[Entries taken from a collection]
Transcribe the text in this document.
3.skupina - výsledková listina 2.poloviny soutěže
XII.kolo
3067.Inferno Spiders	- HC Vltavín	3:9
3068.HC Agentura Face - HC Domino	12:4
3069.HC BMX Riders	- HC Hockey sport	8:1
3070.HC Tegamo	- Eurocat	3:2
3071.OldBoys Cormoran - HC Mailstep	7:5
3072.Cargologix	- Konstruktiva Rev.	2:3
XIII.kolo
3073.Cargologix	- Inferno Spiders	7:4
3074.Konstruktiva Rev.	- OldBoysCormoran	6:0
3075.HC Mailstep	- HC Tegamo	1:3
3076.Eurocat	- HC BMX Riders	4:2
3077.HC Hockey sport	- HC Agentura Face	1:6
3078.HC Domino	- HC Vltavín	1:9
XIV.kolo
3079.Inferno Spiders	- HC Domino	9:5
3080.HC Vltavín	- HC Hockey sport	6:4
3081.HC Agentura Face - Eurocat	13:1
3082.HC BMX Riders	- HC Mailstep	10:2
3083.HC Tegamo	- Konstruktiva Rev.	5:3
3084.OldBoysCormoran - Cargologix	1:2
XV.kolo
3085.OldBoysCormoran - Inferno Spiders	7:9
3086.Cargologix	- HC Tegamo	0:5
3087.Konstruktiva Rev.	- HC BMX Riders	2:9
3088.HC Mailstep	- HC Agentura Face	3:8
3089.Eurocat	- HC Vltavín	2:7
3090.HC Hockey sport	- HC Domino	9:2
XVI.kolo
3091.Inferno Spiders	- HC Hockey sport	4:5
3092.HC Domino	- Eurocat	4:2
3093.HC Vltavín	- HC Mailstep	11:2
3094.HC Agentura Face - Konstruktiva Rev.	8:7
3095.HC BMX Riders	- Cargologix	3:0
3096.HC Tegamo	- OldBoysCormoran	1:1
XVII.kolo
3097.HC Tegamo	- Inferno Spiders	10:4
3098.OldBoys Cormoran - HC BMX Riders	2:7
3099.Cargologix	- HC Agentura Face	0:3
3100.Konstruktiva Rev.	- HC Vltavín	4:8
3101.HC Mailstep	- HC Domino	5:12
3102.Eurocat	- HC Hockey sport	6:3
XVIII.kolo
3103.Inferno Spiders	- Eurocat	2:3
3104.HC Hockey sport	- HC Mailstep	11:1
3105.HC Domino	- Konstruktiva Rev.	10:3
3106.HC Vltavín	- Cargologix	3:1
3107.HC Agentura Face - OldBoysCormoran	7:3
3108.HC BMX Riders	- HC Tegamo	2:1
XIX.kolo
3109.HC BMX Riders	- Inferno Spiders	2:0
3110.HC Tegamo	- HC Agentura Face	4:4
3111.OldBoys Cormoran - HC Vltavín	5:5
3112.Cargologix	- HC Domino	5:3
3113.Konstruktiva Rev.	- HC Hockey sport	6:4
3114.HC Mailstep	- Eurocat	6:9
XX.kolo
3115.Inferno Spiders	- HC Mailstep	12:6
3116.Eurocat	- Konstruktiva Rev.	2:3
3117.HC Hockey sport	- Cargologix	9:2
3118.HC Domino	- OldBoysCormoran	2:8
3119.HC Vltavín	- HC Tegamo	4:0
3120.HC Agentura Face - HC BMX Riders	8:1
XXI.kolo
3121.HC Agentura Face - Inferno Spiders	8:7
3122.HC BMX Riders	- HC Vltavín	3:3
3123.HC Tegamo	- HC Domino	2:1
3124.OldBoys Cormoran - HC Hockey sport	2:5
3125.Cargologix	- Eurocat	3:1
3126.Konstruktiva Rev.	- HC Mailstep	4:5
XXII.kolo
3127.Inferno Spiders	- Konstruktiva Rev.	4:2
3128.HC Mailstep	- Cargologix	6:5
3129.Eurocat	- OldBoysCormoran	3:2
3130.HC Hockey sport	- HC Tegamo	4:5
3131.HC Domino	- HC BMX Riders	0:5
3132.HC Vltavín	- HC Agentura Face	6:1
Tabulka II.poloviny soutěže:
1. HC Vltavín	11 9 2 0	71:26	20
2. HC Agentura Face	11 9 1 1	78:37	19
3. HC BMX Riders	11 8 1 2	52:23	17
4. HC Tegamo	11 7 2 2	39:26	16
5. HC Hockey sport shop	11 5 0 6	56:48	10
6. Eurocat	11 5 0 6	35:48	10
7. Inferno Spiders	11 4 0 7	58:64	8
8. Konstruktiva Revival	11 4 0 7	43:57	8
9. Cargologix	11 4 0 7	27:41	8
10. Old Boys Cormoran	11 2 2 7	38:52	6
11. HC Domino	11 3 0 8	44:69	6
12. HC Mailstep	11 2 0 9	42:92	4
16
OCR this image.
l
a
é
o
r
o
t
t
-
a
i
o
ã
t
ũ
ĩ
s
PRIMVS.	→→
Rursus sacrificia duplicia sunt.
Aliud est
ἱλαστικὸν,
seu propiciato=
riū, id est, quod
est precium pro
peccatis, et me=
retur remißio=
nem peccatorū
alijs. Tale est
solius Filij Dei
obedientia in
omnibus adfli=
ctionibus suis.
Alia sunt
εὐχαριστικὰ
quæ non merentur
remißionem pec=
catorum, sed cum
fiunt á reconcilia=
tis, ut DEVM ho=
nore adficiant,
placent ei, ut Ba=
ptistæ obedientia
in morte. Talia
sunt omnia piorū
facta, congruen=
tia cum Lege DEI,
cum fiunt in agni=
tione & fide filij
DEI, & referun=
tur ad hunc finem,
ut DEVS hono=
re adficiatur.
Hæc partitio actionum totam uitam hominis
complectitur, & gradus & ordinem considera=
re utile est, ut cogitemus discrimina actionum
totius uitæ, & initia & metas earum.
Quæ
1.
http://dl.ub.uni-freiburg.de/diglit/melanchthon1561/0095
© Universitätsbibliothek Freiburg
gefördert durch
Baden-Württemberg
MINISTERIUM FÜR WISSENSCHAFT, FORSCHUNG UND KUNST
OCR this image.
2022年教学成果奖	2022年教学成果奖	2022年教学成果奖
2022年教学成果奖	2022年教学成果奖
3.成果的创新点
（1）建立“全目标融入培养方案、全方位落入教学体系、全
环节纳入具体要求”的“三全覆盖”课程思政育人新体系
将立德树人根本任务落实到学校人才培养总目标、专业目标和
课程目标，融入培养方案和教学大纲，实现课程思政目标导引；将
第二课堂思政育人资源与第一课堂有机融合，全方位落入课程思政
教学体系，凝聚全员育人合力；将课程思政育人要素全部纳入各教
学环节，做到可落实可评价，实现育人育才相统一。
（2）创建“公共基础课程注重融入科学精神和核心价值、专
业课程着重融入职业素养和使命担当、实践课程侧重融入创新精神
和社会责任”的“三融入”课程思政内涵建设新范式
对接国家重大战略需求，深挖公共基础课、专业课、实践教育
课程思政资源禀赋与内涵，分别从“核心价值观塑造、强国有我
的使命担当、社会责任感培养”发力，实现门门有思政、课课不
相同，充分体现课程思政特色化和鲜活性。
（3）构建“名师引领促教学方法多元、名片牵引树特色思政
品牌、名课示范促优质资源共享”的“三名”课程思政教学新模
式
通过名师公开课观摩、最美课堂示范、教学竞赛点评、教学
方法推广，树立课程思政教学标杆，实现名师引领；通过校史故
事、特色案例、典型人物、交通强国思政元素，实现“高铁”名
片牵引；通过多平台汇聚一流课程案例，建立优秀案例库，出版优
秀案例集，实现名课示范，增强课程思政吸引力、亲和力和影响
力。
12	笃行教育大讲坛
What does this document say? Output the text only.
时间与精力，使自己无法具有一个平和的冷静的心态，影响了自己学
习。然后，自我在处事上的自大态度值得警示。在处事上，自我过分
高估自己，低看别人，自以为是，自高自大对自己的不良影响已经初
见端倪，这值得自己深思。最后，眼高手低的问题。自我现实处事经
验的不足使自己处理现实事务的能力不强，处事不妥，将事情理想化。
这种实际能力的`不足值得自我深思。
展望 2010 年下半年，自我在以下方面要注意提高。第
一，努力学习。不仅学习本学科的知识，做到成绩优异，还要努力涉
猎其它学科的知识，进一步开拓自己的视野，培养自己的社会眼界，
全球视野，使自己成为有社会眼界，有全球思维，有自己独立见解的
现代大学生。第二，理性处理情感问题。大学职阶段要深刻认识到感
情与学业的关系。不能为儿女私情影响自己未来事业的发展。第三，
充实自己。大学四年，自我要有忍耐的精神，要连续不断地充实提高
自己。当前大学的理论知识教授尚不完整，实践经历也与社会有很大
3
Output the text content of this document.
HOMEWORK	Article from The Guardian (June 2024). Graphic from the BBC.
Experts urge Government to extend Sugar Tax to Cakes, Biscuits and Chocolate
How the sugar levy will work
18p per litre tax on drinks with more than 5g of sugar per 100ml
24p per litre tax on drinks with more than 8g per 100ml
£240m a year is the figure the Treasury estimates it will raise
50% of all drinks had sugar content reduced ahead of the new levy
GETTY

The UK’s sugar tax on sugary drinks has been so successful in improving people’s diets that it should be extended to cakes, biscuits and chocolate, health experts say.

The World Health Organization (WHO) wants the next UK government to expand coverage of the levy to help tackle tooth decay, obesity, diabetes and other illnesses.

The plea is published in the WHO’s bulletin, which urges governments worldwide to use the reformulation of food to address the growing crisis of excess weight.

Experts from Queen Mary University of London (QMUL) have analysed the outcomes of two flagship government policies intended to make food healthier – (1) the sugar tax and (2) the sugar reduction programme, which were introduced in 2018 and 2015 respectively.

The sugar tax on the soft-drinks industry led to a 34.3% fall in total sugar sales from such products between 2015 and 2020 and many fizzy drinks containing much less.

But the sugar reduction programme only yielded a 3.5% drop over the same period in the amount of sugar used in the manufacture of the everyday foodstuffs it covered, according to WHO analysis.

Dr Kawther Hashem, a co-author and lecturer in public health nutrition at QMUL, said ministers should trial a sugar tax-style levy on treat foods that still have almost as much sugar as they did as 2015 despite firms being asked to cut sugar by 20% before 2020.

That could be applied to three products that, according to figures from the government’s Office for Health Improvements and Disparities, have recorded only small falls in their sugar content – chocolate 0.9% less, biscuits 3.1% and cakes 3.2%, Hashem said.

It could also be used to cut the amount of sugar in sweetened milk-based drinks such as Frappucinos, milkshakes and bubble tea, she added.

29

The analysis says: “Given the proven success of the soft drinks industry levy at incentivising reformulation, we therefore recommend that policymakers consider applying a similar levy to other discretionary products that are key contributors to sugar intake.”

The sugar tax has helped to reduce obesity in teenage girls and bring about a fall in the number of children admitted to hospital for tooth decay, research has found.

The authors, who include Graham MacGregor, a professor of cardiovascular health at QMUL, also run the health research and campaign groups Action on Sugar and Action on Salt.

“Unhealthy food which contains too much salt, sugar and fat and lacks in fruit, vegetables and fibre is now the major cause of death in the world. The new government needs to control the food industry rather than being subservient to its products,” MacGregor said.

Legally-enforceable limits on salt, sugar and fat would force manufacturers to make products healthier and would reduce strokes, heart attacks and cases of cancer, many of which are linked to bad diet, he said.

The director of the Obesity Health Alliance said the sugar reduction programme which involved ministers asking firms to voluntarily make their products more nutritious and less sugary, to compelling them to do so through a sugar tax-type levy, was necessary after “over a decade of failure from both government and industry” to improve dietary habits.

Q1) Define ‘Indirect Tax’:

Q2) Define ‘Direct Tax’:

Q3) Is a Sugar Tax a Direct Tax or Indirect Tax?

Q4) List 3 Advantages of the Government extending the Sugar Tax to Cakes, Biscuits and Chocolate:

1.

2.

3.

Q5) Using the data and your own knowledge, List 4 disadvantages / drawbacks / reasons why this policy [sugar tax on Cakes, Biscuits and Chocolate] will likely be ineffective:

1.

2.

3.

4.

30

# Task details
Copy each line above containing the string "Tegamo".

# Solution below
3070.HC Tegamo	- Eurocat	3:2
3075.HC Mailstep	- HC Tegamo	1:3
3083.HC Tegamo	- Konstruktiva Rev.	5:3
3086.Cargologix	- HC Tegamo	0:5
3096.HC Tegamo	- OldBoysCormoran	1:1
3097.HC Tegamo	- Inferno Spiders	10:4
3108.HC BMX Riders	- HC Tegamo	2:1
3110.HC Tegamo	- HC Agentura Face	4:4
3119.HC Vltavín	- HC Tegamo	4:0
3123.HC Tegamo	- HC Domino	2:1
3130.HC Hockey sport	- HC Tegamo	4:5
4. HC Tegamo	11 7 2 2	39:26	16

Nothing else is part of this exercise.